» Data entries
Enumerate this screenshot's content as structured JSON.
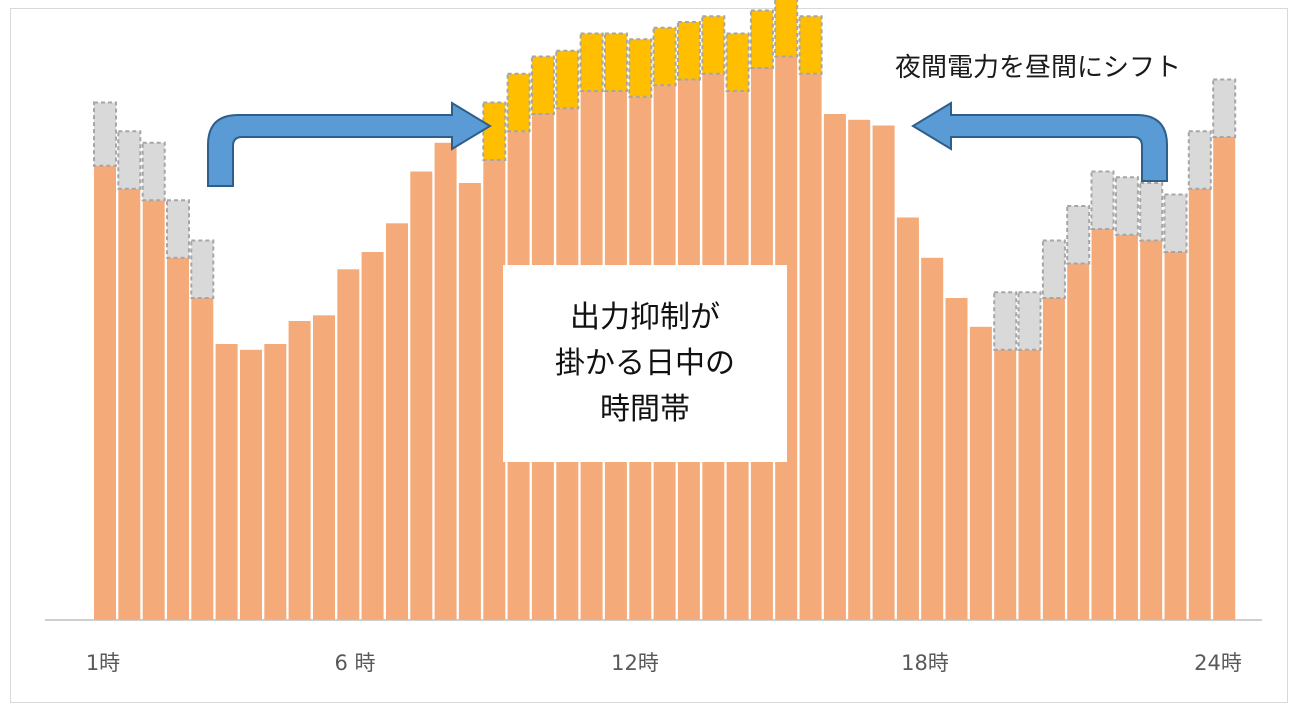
{
  "chart_data": {
    "type": "bar",
    "x_tick_labels": [
      "1時",
      "6 時",
      "12時",
      "18時",
      "24時"
    ],
    "annotations": {
      "shift_label": "夜間電力を昼間にシフト",
      "curtailment_box": "出力抑制が\n掛かる日中の\n時間帯"
    },
    "series": [
      {
        "values": [
          79,
          75,
          73,
          63,
          56,
          48,
          47,
          48,
          52,
          53,
          61,
          64,
          69,
          78,
          83,
          76,
          80,
          85,
          88,
          89,
          92,
          92,
          91,
          93,
          94,
          95,
          92,
          96,
          98,
          95,
          88,
          87,
          86,
          70,
          63,
          56,
          51,
          47,
          47,
          56,
          62,
          68,
          67,
          66,
          64,
          75,
          84
        ]
      },
      {
        "values": [
          11,
          10,
          10,
          10,
          10,
          0,
          0,
          0,
          0,
          0,
          0,
          0,
          0,
          0,
          0,
          0,
          10,
          10,
          10,
          10,
          10,
          10,
          10,
          10,
          10,
          10,
          10,
          10,
          10,
          10,
          0,
          0,
          0,
          0,
          0,
          0,
          0,
          10,
          10,
          10,
          10,
          10,
          10,
          10,
          10,
          10,
          10
        ]
      }
    ],
    "colors": {
      "base": "#f4aa79",
      "shifted_in": "#ffbf00",
      "shifted_out": "#d9d9d9",
      "dash": "#a6a6a6",
      "arrow": "#5b9bd5",
      "arrow_edge": "#2e5e8a"
    },
    "grid": false,
    "legend": "none"
  }
}
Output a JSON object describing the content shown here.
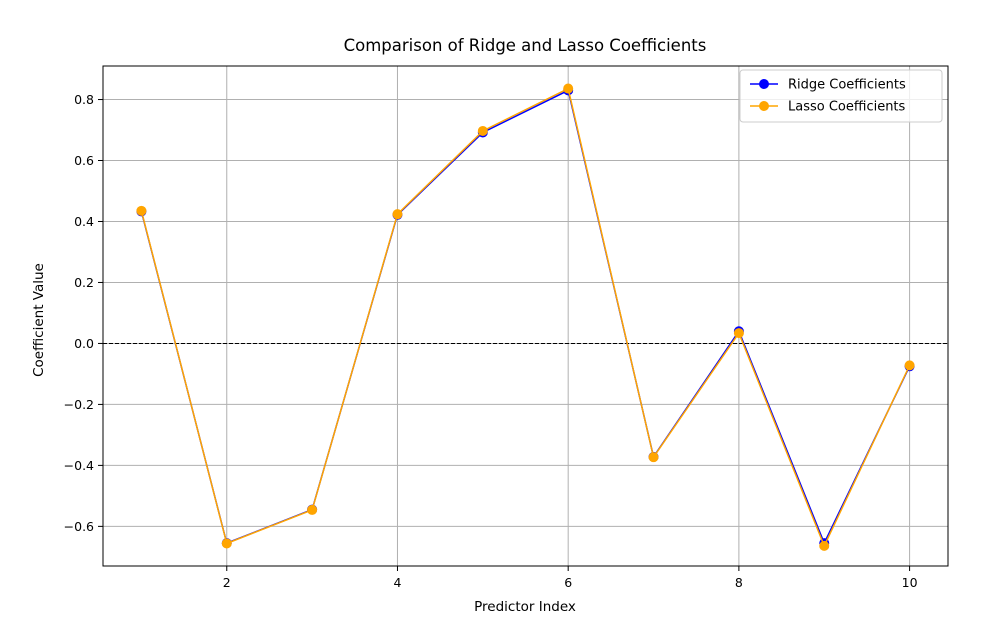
{
  "chart_data": {
    "type": "line",
    "title": "Comparison of Ridge and Lasso Coefficients",
    "xlabel": "Predictor Index",
    "ylabel": "Coefficient Value",
    "x": [
      1,
      2,
      3,
      4,
      5,
      6,
      7,
      8,
      9,
      10
    ],
    "xlim": [
      0.55,
      10.45
    ],
    "ylim": [
      -0.73,
      0.91
    ],
    "xticks": [
      2,
      4,
      6,
      8,
      10
    ],
    "yticks": [
      -0.6,
      -0.4,
      -0.2,
      0.0,
      0.2,
      0.4,
      0.6,
      0.8
    ],
    "ytick_labels": [
      "−0.6",
      "−0.4",
      "−0.2",
      "0.0",
      "0.2",
      "0.4",
      "0.6",
      "0.8"
    ],
    "grid": true,
    "reference_line": {
      "y": 0.0,
      "style": "dashed",
      "color": "#000000"
    },
    "legend_position": "top-right",
    "series": [
      {
        "name": "Ridge Coefficients",
        "color": "#0000ff",
        "values": [
          0.433,
          -0.655,
          -0.545,
          0.422,
          0.692,
          0.83,
          -0.372,
          0.04,
          -0.655,
          -0.075
        ]
      },
      {
        "name": "Lasso Coefficients",
        "color": "#ffa500",
        "values": [
          0.435,
          -0.656,
          -0.546,
          0.424,
          0.697,
          0.836,
          -0.373,
          0.034,
          -0.664,
          -0.072
        ]
      }
    ]
  }
}
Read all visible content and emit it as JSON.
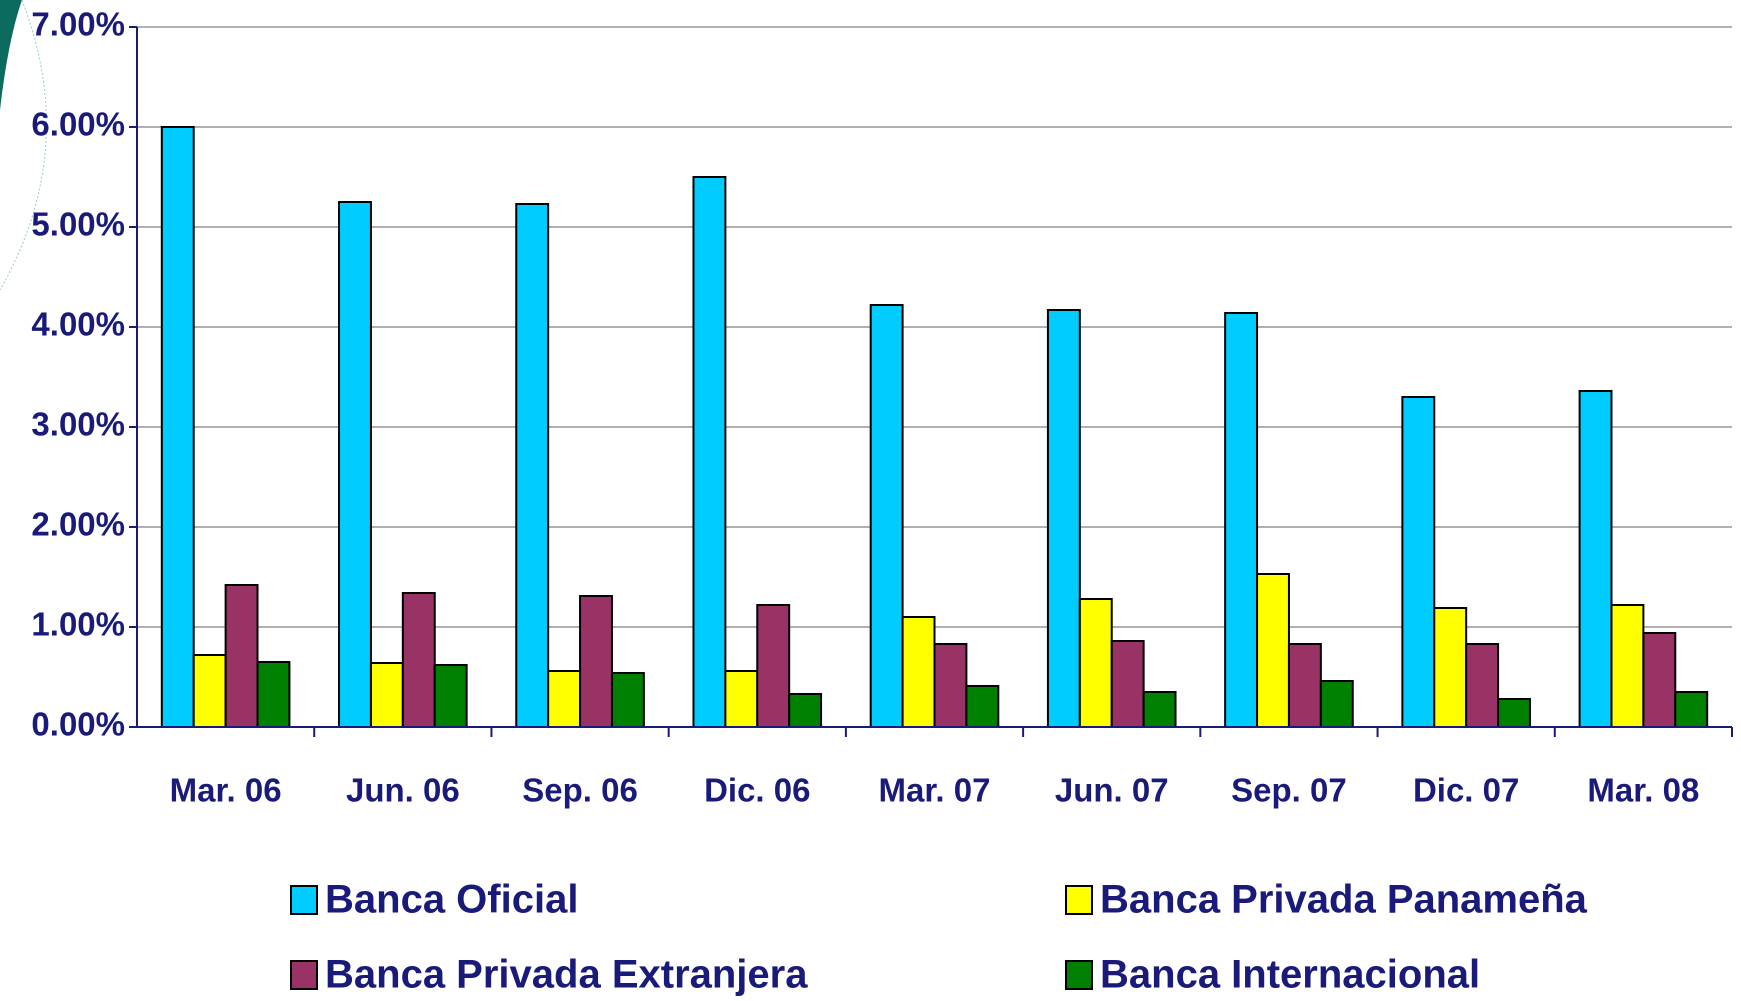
{
  "chart_data": {
    "type": "bar",
    "categories": [
      "Mar. 06",
      "Jun. 06",
      "Sep. 06",
      "Dic. 06",
      "Mar. 07",
      "Jun. 07",
      "Sep. 07",
      "Dic. 07",
      "Mar. 08"
    ],
    "series": [
      {
        "name": "Banca Oficial",
        "color": "#00ccff",
        "values": [
          6.0,
          5.25,
          5.23,
          5.5,
          4.22,
          4.17,
          4.14,
          3.3,
          3.36
        ]
      },
      {
        "name": "Banca Privada Panameña",
        "color": "#ffff00",
        "values": [
          0.72,
          0.64,
          0.56,
          0.56,
          1.1,
          1.28,
          1.53,
          1.19,
          1.22
        ]
      },
      {
        "name": "Banca Privada Extranjera",
        "color": "#993366",
        "values": [
          1.42,
          1.34,
          1.31,
          1.22,
          0.83,
          0.86,
          0.83,
          0.83,
          0.94
        ]
      },
      {
        "name": "Banca Internacional",
        "color": "#008000",
        "values": [
          0.65,
          0.62,
          0.54,
          0.33,
          0.41,
          0.35,
          0.46,
          0.28,
          0.35
        ]
      }
    ],
    "ylim": [
      0,
      7
    ],
    "yticks": [
      {
        "value": 0,
        "label": "0.00%"
      },
      {
        "value": 1,
        "label": "1.00%"
      },
      {
        "value": 2,
        "label": "2.00%"
      },
      {
        "value": 3,
        "label": "3.00%"
      },
      {
        "value": 4,
        "label": "4.00%"
      },
      {
        "value": 5,
        "label": "5.00%"
      },
      {
        "value": 6,
        "label": "6.00%"
      },
      {
        "value": 7,
        "label": "7.00%"
      }
    ],
    "grid": true
  }
}
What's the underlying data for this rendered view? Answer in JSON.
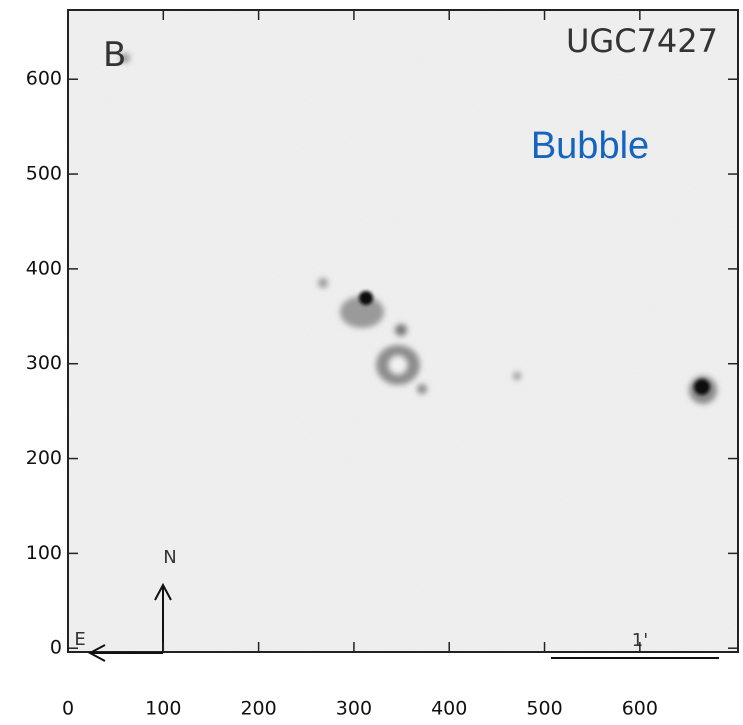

» Stated exercise
Each line above is to be copied verbatim. Drop any image from the copy.

» Full response
Enumerate this screenshot's content as structured JSON.
{
  "chart_data": {
    "type": "bar",
    "x_tick_labels": [
      "1時",
      "6 時",
      "12時",
      "18時",
      "24時"
    ],
    "annotations": {
      "shift_label": "夜間電力を昼間にシフト",
      "curtailment_box": "出力抑制が\n掛かる日中の\n時間帯"
    },
    "series": [
      {
        "values": [
          79,
          75,
          73,
          63,
          56,
          48,
          47,
          48,
          52,
          53,
          61,
          64,
          69,
          78,
          83,
          76,
          80,
          85,
          88,
          89,
          92,
          92,
          91,
          93,
          94,
          95,
          92,
          96,
          98,
          95,
          88,
          87,
          86,
          70,
          63,
          56,
          51,
          47,
          47,
          56,
          62,
          68,
          67,
          66,
          64,
          75,
          84
        ]
      },
      {
        "values": [
          11,
          10,
          10,
          10,
          10,
          0,
          0,
          0,
          0,
          0,
          0,
          0,
          0,
          0,
          0,
          0,
          10,
          10,
          10,
          10,
          10,
          10,
          10,
          10,
          10,
          10,
          10,
          10,
          10,
          10,
          0,
          0,
          0,
          0,
          0,
          0,
          0,
          10,
          10,
          10,
          10,
          10,
          10,
          10,
          10,
          10,
          10
        ]
      }
    ],
    "colors": {
      "base": "#f4aa79",
      "shifted_in": "#ffbf00",
      "shifted_out": "#d9d9d9",
      "dash": "#a6a6a6",
      "arrow": "#5b9bd5",
      "arrow_edge": "#2e5e8a"
    },
    "grid": false,
    "legend": "none"
  }
}
Output a JSON object describing the content shown here.
{
  "chart_data": {
    "type": "line",
    "title": "Comparison of Ridge and Lasso Coefficients",
    "xlabel": "Predictor Index",
    "ylabel": "Coefficient Value",
    "x": [
      1,
      2,
      3,
      4,
      5,
      6,
      7,
      8,
      9,
      10
    ],
    "xlim": [
      0.55,
      10.45
    ],
    "ylim": [
      -0.73,
      0.91
    ],
    "xticks": [
      2,
      4,
      6,
      8,
      10
    ],
    "yticks": [
      -0.6,
      -0.4,
      -0.2,
      0.0,
      0.2,
      0.4,
      0.6,
      0.8
    ],
    "ytick_labels": [
      "−0.6",
      "−0.4",
      "−0.2",
      "0.0",
      "0.2",
      "0.4",
      "0.6",
      "0.8"
    ],
    "grid": true,
    "reference_line": {
      "y": 0.0,
      "style": "dashed",
      "color": "#000000"
    },
    "legend_position": "top-right",
    "series": [
      {
        "name": "Ridge Coefficients",
        "color": "#0000ff",
        "values": [
          0.433,
          -0.655,
          -0.545,
          0.422,
          0.692,
          0.83,
          -0.372,
          0.04,
          -0.655,
          -0.075
        ]
      },
      {
        "name": "Lasso Coefficients",
        "color": "#ffa500",
        "values": [
          0.435,
          -0.656,
          -0.546,
          0.424,
          0.697,
          0.836,
          -0.373,
          0.034,
          -0.664,
          -0.072
        ]
      }
    ]
  }
}
Read all visible content and emit it as JSON.
{
  "chart_data": {
    "type": "bar",
    "categories": [
      "Mar. 06",
      "Jun. 06",
      "Sep. 06",
      "Dic. 06",
      "Mar. 07",
      "Jun. 07",
      "Sep. 07",
      "Dic. 07",
      "Mar. 08"
    ],
    "series": [
      {
        "name": "Banca Oficial",
        "color": "#00ccff",
        "values": [
          6.0,
          5.25,
          5.23,
          5.5,
          4.22,
          4.17,
          4.14,
          3.3,
          3.36
        ]
      },
      {
        "name": "Banca Privada Panameña",
        "color": "#ffff00",
        "values": [
          0.72,
          0.64,
          0.56,
          0.56,
          1.1,
          1.28,
          1.53,
          1.19,
          1.22
        ]
      },
      {
        "name": "Banca Privada Extranjera",
        "color": "#993366",
        "values": [
          1.42,
          1.34,
          1.31,
          1.22,
          0.83,
          0.86,
          0.83,
          0.83,
          0.94
        ]
      },
      {
        "name": "Banca Internacional",
        "color": "#008000",
        "values": [
          0.65,
          0.62,
          0.54,
          0.33,
          0.41,
          0.35,
          0.46,
          0.28,
          0.35
        ]
      }
    ],
    "ylim": [
      0,
      7
    ],
    "yticks": [
      {
        "value": 0,
        "label": "0.00%"
      },
      {
        "value": 1,
        "label": "1.00%"
      },
      {
        "value": 2,
        "label": "2.00%"
      },
      {
        "value": 3,
        "label": "3.00%"
      },
      {
        "value": 4,
        "label": "4.00%"
      },
      {
        "value": 5,
        "label": "5.00%"
      },
      {
        "value": 6,
        "label": "6.00%"
      },
      {
        "value": 7,
        "label": "7.00%"
      }
    ],
    "grid": true
  }
}
What's the underlying data for this rendered view? Answer in JSON.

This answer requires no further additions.